◆ The request ◆
Begin with the line containing "Type out the text in this image." and copy each line exactly through the last line of the entries, inclusive.
··· Information provided
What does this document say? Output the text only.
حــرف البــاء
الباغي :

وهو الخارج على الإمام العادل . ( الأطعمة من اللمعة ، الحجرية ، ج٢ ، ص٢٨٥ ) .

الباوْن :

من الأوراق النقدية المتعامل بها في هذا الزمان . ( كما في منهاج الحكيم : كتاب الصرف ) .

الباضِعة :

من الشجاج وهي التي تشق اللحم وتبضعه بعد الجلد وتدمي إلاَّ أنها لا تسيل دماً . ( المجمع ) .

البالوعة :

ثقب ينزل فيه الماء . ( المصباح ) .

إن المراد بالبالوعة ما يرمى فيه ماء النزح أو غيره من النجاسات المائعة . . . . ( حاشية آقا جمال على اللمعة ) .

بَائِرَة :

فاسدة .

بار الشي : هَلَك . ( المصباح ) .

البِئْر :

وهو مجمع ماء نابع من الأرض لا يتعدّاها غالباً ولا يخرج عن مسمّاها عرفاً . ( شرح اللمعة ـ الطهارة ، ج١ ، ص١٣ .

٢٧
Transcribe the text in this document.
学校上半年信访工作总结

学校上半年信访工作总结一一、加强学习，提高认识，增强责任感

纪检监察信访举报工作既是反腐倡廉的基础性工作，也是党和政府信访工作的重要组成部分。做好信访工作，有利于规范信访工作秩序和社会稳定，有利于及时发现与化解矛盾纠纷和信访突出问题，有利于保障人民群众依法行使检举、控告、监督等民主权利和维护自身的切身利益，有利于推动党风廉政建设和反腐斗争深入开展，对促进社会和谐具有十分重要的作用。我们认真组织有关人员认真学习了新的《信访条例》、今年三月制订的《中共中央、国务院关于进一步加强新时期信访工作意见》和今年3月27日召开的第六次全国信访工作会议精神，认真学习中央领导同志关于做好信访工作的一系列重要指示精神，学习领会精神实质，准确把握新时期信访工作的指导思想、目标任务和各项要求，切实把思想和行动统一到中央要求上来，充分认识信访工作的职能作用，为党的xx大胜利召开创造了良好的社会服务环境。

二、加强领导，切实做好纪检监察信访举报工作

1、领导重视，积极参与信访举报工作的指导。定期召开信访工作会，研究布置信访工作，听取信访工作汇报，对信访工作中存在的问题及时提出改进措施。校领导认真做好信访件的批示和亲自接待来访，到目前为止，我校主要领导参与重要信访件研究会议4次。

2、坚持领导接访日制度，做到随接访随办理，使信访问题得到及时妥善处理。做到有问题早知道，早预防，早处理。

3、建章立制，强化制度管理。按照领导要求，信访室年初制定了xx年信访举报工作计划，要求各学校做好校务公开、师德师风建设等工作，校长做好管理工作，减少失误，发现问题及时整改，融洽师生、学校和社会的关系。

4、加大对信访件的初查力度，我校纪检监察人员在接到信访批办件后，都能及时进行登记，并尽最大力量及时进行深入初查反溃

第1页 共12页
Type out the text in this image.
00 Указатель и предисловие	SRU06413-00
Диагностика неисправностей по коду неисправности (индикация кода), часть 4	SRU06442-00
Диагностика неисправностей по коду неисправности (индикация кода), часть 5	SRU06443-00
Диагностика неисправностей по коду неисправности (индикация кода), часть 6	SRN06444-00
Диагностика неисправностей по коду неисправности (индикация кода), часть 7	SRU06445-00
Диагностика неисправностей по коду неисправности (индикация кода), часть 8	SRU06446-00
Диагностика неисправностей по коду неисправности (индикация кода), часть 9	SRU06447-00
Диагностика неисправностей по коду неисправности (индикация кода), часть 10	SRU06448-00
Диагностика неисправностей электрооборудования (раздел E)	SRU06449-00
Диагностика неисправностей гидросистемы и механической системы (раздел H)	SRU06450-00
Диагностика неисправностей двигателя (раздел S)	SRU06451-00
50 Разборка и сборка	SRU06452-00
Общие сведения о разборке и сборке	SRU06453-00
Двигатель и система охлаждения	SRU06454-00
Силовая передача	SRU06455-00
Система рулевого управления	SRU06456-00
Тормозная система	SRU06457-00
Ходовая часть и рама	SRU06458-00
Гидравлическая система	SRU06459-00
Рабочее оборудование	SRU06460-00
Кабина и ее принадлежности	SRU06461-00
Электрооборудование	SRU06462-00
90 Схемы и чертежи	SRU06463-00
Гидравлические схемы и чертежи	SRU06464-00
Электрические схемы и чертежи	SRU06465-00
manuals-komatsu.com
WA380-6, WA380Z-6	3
······
◆ Task solution ◆
Type out the text in this image.
00 Указатель и предисловие	SRU06413-00
Диагностика неисправностей по коду неисправности (индикация кода), часть 4	SRU06442-00
Диагностика неисправностей по коду неисправности (индикация кода), часть 5	SRU06443-00
Диагностика неисправностей по коду неисправности (индикация кода), часть 6	SRN06444-00
Диагностика неисправностей по коду неисправности (индикация кода), часть 7	SRU06445-00
Диагностика неисправностей по коду неисправности (индикация кода), часть 8	SRU06446-00
Диагностика неисправностей по коду неисправности (индикация кода), часть 9	SRU06447-00
Диагностика неисправностей по коду неисправности (индикация кода), часть 10	SRU06448-00
Диагностика неисправностей электрооборудования (раздел E)	SRU06449-00
Диагностика неисправностей гидросистемы и механической системы (раздел H)	SRU06450-00
Диагностика неисправностей двигателя (раздел S)	SRU06451-00
50 Разборка и сборка	SRU06452-00
Общие сведения о разборке и сборке	SRU06453-00
Двигатель и система охлаждения	SRU06454-00
Силовая передача	SRU06455-00
Система рулевого управления	SRU06456-00
Тормозная система	SRU06457-00
Ходовая часть и рама	SRU06458-00
Гидравлическая система	SRU06459-00
Рабочее оборудование	SRU06460-00
Кабина и ее принадлежности	SRU06461-00
Электрооборудование	SRU06462-00
90 Схемы и чертежи	SRU06463-00
Гидравлические схемы и чертежи	SRU06464-00
Электрические схемы и чертежи	SRU06465-00
manuals-komatsu.com
WA380-6, WA380Z-6	3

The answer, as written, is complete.